● **EXERCISE DETAILS**: Every entry below should be transcribed exactly; pictures stay out of the copy.

● **DATA SUPPLIED**:
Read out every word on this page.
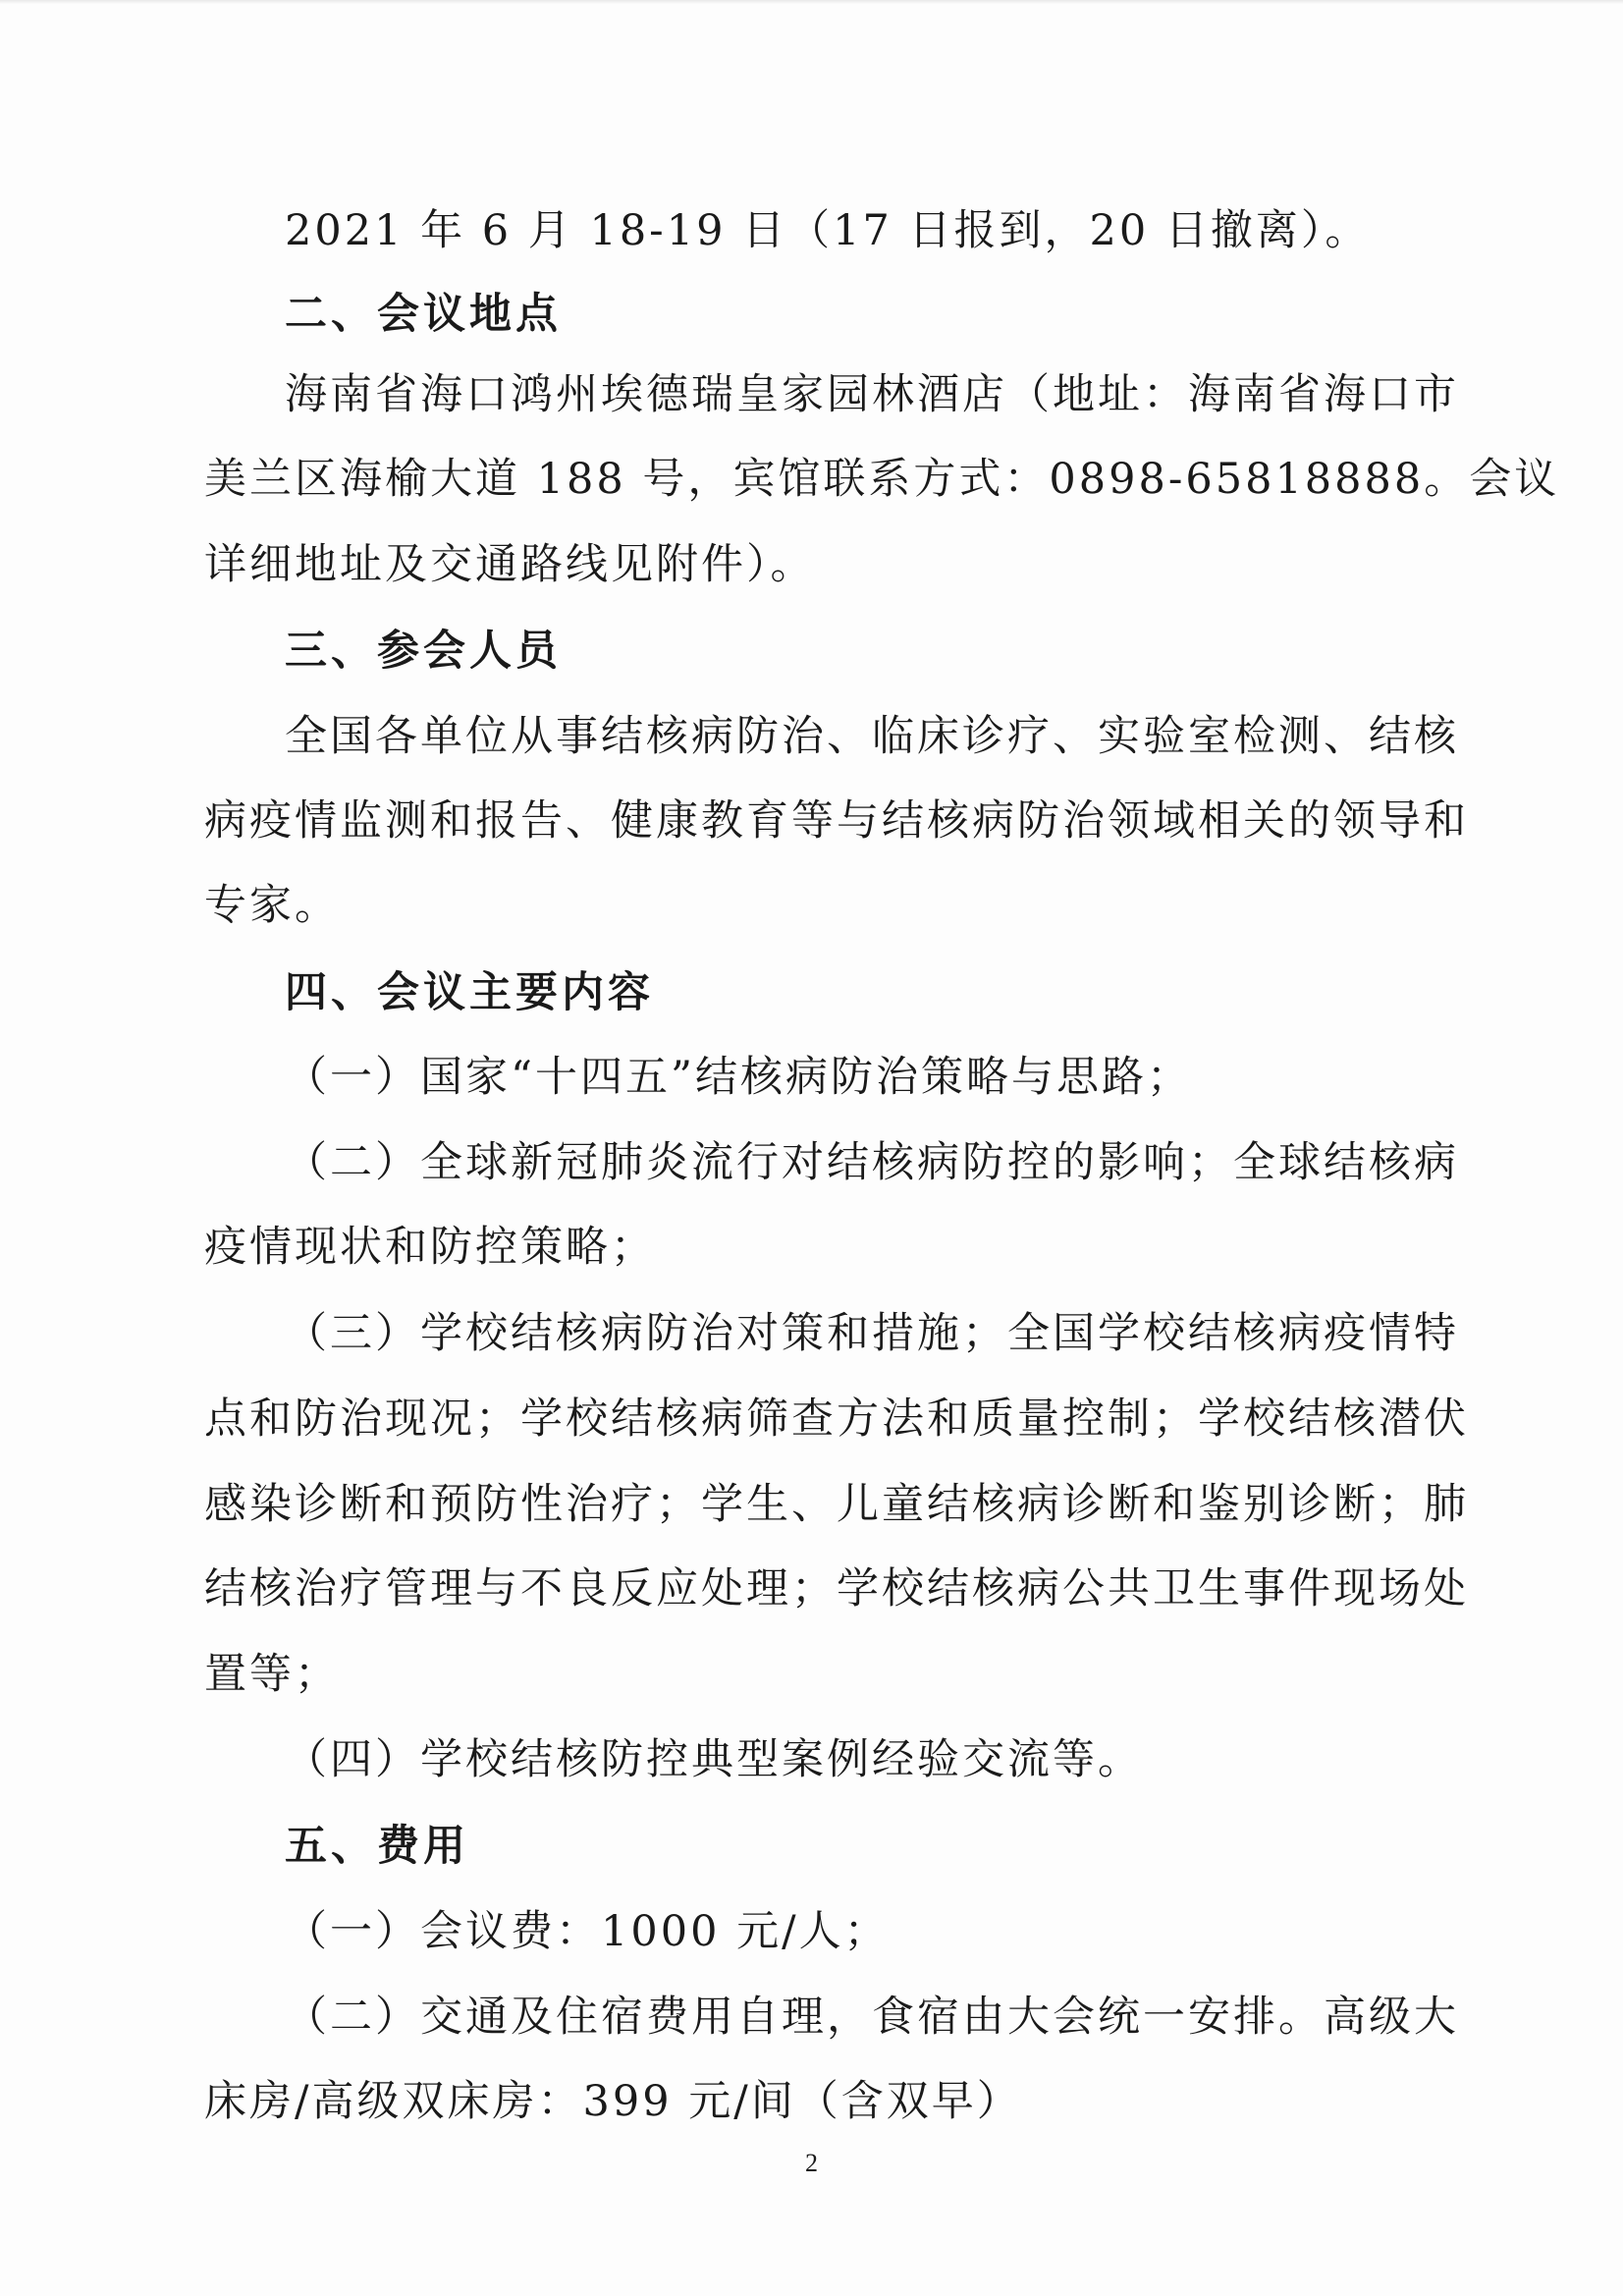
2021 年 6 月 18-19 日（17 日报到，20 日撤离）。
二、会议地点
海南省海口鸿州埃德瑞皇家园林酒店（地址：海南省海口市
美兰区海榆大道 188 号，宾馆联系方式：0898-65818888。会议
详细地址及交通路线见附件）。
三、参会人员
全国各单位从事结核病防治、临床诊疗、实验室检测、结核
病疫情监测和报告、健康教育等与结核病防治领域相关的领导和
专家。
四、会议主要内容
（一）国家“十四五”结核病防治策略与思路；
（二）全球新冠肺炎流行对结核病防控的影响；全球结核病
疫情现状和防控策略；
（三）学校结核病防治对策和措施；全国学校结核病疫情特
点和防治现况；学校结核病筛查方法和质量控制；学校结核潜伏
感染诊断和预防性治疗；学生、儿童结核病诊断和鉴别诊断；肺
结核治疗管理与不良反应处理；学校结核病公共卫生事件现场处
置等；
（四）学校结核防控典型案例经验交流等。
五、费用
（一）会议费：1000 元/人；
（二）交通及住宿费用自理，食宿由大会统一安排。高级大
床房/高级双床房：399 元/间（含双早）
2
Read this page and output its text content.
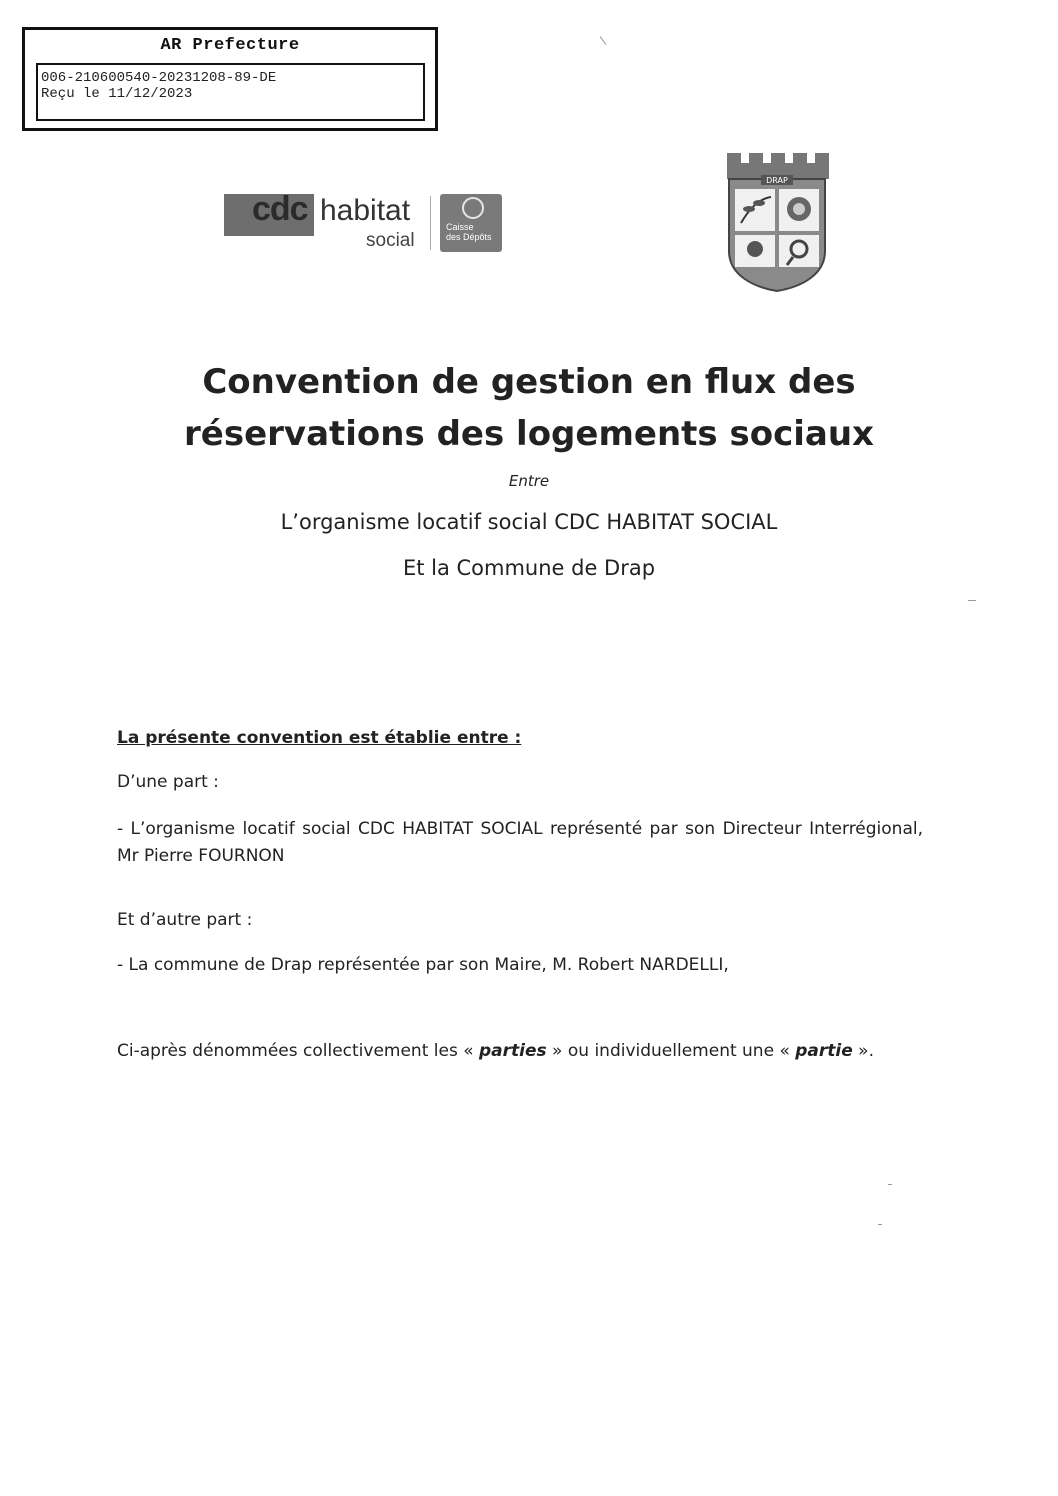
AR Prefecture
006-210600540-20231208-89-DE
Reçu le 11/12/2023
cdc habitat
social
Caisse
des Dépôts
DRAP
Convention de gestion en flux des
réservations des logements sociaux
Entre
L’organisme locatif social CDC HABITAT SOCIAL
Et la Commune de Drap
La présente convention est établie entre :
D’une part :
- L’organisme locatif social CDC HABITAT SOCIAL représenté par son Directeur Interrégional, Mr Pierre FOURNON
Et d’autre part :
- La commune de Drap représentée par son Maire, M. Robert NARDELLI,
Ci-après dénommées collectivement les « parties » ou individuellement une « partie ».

● **EXERCISE ANSWER**:
Read out every word on this page.
2021 年 6 月 18-19 日（17 日报到，20 日撤离）。
二、会议地点
海南省海口鸿州埃德瑞皇家园林酒店（地址：海南省海口市
美兰区海榆大道 188 号，宾馆联系方式：0898-65818888。会议
详细地址及交通路线见附件）。
三、参会人员
全国各单位从事结核病防治、临床诊疗、实验室检测、结核
病疫情监测和报告、健康教育等与结核病防治领域相关的领导和
专家。
四、会议主要内容
（一）国家“十四五”结核病防治策略与思路；
（二）全球新冠肺炎流行对结核病防控的影响；全球结核病
疫情现状和防控策略；
（三）学校结核病防治对策和措施；全国学校结核病疫情特
点和防治现况；学校结核病筛查方法和质量控制；学校结核潜伏
感染诊断和预防性治疗；学生、儿童结核病诊断和鉴别诊断；肺
结核治疗管理与不良反应处理；学校结核病公共卫生事件现场处
置等；
（四）学校结核防控典型案例经验交流等。
五、费用
（一）会议费：1000 元/人；
（二）交通及住宿费用自理，食宿由大会统一安排。高级大
床房/高级双床房：399 元/间（含双早）
2
Read this page and output its text content.
AR Prefecture
006-210600540-20231208-89-DE
Reçu le 11/12/2023
cdc habitat
social
Caisse
des Dépôts
DRAP
Convention de gestion en flux des
réservations des logements sociaux
Entre
L’organisme locatif social CDC HABITAT SOCIAL
Et la Commune de Drap
La présente convention est établie entre :
D’une part :
- L’organisme locatif social CDC HABITAT SOCIAL représenté par son Directeur Interrégional, Mr Pierre FOURNON
Et d’autre part :
- La commune de Drap représentée par son Maire, M. Robert NARDELLI,
Ci-après dénommées collectivement les « parties » ou individuellement une « partie ».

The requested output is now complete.